#### [Data excerpts]
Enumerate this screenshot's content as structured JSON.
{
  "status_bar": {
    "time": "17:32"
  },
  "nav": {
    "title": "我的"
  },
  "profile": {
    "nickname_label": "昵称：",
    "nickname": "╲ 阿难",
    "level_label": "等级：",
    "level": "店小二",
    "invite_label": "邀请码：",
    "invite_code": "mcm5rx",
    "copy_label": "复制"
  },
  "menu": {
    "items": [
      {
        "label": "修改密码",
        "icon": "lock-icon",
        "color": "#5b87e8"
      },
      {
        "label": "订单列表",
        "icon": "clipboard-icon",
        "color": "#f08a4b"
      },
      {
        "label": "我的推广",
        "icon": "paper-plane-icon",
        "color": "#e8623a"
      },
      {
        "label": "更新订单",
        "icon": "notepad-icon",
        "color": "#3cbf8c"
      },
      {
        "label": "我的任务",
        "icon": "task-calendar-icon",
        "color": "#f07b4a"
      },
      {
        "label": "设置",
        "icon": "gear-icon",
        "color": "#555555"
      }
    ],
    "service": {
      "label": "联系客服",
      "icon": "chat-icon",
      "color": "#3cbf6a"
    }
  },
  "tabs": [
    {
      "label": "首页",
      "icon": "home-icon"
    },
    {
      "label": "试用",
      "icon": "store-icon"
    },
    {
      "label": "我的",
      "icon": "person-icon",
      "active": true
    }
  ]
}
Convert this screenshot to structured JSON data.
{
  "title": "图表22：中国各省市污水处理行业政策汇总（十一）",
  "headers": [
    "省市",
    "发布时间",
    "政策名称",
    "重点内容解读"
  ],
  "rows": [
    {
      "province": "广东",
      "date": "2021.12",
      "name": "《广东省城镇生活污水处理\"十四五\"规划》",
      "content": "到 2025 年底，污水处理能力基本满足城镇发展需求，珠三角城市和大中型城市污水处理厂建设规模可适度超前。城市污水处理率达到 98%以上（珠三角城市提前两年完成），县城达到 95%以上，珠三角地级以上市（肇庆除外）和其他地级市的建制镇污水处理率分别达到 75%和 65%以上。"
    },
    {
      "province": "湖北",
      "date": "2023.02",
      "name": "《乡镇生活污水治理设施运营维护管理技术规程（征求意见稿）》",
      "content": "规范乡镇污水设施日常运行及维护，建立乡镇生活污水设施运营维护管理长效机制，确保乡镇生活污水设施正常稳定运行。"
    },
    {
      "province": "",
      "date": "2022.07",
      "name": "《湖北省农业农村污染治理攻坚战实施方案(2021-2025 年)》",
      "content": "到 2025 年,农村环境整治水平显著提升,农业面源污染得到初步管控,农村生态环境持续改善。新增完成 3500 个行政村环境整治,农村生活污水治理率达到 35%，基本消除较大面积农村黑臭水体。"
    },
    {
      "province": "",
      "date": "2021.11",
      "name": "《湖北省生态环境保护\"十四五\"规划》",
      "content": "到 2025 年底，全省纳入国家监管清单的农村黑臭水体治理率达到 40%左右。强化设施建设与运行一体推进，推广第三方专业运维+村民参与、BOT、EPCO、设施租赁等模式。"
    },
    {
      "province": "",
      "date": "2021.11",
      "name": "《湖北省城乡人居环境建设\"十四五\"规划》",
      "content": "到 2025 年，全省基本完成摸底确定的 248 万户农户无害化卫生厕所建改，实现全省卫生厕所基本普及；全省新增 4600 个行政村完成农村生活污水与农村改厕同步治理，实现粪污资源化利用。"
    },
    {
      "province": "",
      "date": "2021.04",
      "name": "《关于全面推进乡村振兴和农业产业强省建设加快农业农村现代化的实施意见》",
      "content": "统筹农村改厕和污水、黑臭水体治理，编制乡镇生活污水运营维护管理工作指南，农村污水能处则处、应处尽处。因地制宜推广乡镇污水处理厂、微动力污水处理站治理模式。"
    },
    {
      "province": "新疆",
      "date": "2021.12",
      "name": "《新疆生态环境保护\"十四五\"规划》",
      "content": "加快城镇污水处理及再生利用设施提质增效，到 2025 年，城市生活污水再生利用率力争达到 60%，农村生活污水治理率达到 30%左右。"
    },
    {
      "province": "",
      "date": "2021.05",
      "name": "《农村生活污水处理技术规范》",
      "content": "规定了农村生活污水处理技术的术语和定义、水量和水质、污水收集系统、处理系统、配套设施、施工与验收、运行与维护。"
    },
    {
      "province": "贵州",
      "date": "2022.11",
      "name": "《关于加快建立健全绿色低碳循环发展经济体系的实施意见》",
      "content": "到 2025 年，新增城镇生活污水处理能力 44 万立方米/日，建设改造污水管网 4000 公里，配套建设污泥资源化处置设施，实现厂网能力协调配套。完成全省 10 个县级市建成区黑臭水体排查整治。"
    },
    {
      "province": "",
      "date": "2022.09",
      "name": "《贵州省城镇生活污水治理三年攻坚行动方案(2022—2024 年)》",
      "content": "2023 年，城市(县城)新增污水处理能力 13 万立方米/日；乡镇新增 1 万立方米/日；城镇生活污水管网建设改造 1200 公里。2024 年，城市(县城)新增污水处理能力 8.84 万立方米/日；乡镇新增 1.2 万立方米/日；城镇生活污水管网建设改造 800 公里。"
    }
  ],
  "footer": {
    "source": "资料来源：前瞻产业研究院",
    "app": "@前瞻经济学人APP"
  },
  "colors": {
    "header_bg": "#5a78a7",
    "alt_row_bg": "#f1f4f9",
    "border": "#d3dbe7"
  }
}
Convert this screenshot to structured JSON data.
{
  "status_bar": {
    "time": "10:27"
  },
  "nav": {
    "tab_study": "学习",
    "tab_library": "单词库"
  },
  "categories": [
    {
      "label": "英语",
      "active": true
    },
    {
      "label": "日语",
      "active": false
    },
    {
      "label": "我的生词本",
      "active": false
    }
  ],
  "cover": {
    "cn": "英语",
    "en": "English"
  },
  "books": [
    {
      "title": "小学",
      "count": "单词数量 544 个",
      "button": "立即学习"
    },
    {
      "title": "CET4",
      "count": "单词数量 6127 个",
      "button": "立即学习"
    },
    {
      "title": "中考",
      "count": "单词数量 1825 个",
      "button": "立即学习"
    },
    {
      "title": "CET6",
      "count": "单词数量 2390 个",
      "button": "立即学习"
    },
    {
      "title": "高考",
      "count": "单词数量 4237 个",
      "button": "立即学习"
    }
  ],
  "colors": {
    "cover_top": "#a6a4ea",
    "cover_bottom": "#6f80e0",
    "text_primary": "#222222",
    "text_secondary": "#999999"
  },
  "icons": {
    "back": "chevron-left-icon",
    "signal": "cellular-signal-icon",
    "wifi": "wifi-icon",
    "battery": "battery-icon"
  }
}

#### [What is required]
Locate the word "农村生活污水治理率达到" in the data above. Copy every line carrying it.

#### [Result for this exercise]
      "content": "到 2025 年,农村环境整治水平显著提升,农业面源污染得到初步管控,农村生态环境持续改善。新增完成 3500 个行政村环境整治,农村生活污水治理率达到 35%，基本消除较大面积农村黑臭水体。"
      "content": "加快城镇污水处理及再生利用设施提质增效，到 2025 年，城市生活污水再生利用率力争达到 60%，农村生活污水治理率达到 30%左右。"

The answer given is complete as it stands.